Problem to solve:
Give the number of lines in the data that hold the string "this". Nothing else is needed.

(Collection entries)
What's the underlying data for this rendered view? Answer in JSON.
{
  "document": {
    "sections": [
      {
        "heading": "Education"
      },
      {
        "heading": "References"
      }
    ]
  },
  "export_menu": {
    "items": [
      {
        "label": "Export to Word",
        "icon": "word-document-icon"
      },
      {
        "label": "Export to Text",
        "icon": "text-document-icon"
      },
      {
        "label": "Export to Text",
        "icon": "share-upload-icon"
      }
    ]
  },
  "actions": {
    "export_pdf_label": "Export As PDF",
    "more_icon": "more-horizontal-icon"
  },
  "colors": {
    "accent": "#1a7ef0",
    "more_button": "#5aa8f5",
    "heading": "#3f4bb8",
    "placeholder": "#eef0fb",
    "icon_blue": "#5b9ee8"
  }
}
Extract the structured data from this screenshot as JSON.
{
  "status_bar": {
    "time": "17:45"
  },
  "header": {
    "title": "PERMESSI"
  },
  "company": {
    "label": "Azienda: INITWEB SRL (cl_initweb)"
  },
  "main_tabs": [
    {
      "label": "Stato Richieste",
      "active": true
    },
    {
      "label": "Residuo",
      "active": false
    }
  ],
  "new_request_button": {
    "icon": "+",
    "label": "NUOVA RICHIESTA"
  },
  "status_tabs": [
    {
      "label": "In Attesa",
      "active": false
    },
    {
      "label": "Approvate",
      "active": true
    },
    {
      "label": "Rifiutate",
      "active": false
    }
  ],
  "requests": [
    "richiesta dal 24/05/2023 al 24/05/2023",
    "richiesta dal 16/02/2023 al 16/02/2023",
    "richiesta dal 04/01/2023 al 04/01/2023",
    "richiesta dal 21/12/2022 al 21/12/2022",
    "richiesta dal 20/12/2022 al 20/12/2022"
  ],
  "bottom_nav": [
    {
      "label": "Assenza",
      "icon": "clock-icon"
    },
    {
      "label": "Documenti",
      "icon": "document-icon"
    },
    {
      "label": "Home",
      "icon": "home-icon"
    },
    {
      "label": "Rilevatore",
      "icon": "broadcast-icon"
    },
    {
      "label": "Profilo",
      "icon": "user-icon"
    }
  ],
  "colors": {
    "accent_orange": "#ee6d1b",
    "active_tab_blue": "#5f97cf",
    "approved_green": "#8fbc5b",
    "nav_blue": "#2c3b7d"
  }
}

Right answer:
2